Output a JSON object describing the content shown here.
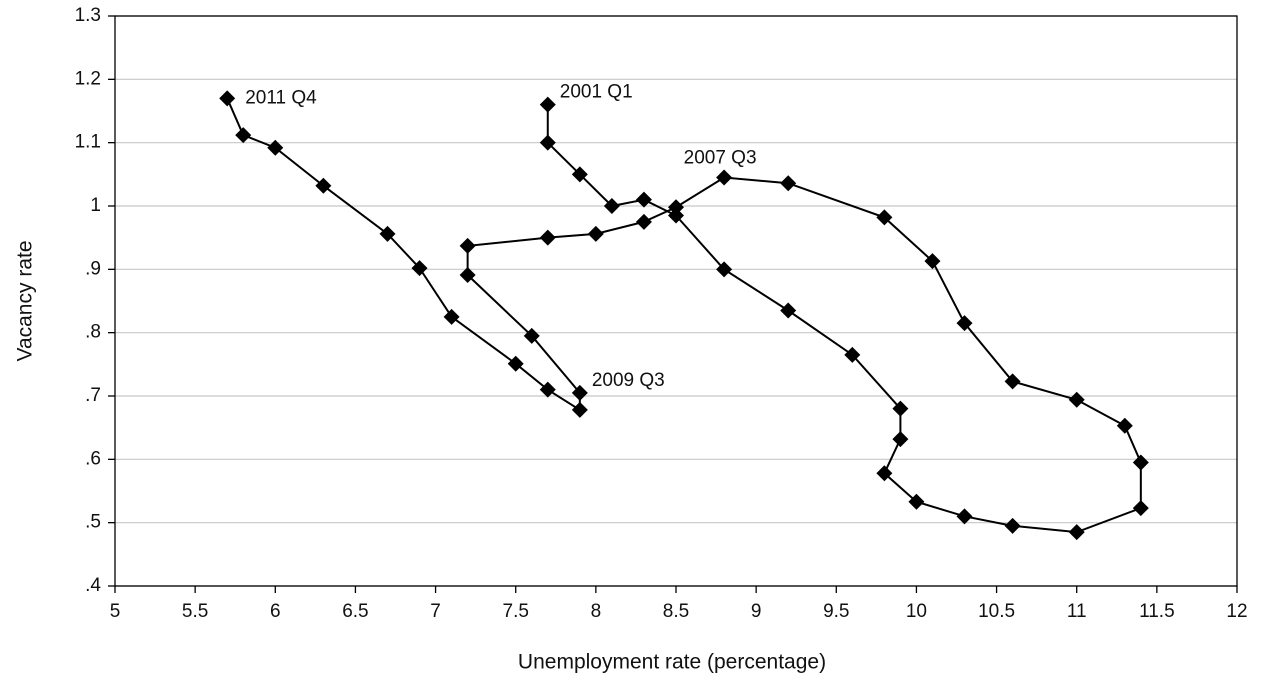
{
  "chart_data": {
    "type": "line",
    "x_label": "Unemployment rate (percentage)",
    "y_label": "Vacancy rate",
    "x": [
      7.7,
      7.7,
      7.9,
      8.1,
      8.3,
      8.5,
      8.8,
      9.2,
      9.6,
      9.9,
      9.9,
      9.8,
      10,
      10.3,
      10.6,
      11,
      11.4,
      11.4,
      11.3,
      11,
      10.6,
      10.3,
      10.1,
      9.8,
      9.2,
      8.8,
      8.5,
      8.3,
      8,
      7.7,
      7.2,
      7.2,
      7.6,
      7.9,
      7.9,
      7.7,
      7.5,
      7.1,
      6.9,
      6.7,
      6.3,
      6,
      5.8,
      5.7
    ],
    "values": [
      1.16,
      1.1,
      1.05,
      1.0,
      1.01,
      0.985,
      0.9,
      0.835,
      0.765,
      0.68,
      0.632,
      0.578,
      0.533,
      0.51,
      0.495,
      0.485,
      0.523,
      0.595,
      0.653,
      0.694,
      0.723,
      0.815,
      0.913,
      0.982,
      1.036,
      1.045,
      0.998,
      0.975,
      0.956,
      0.95,
      0.937,
      0.891,
      0.795,
      0.705,
      0.678,
      0.71,
      0.751,
      0.825,
      0.902,
      0.956,
      1.032,
      1.092,
      1.112,
      1.17
    ],
    "point_labels": [
      "2001 Q1",
      null,
      null,
      null,
      null,
      null,
      null,
      null,
      null,
      null,
      null,
      null,
      null,
      null,
      null,
      null,
      null,
      null,
      null,
      null,
      null,
      null,
      null,
      null,
      null,
      "2007 Q3",
      null,
      null,
      null,
      null,
      null,
      null,
      null,
      "2009 Q3",
      null,
      null,
      null,
      null,
      null,
      null,
      null,
      null,
      null,
      "2011 Q4"
    ],
    "color": "#000000",
    "xlim": [
      5,
      12
    ],
    "xticks": [
      5,
      5.5,
      6,
      6.5,
      7,
      7.5,
      8,
      8.5,
      9,
      9.5,
      10,
      10.5,
      11,
      11.5,
      12
    ],
    "ylim": [
      0.4,
      1.3
    ],
    "yticks": [
      {
        "value": 0.4,
        "label": ".4"
      },
      {
        "value": 0.5,
        "label": ".5"
      },
      {
        "value": 0.6,
        "label": ".6"
      },
      {
        "value": 0.7,
        "label": ".7"
      },
      {
        "value": 0.8,
        "label": ".8"
      },
      {
        "value": 0.9,
        "label": ".9"
      },
      1,
      1.1,
      1.2,
      1.3
    ],
    "grid": true
  }
}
━━━━━━━━━━
◆ What needs to be done
Show every line of the listing in which the string "rate" can be found.

◆ Full response
    "x_label": "Unemployment rate (percentage)",
    "y_label": "Vacancy rate",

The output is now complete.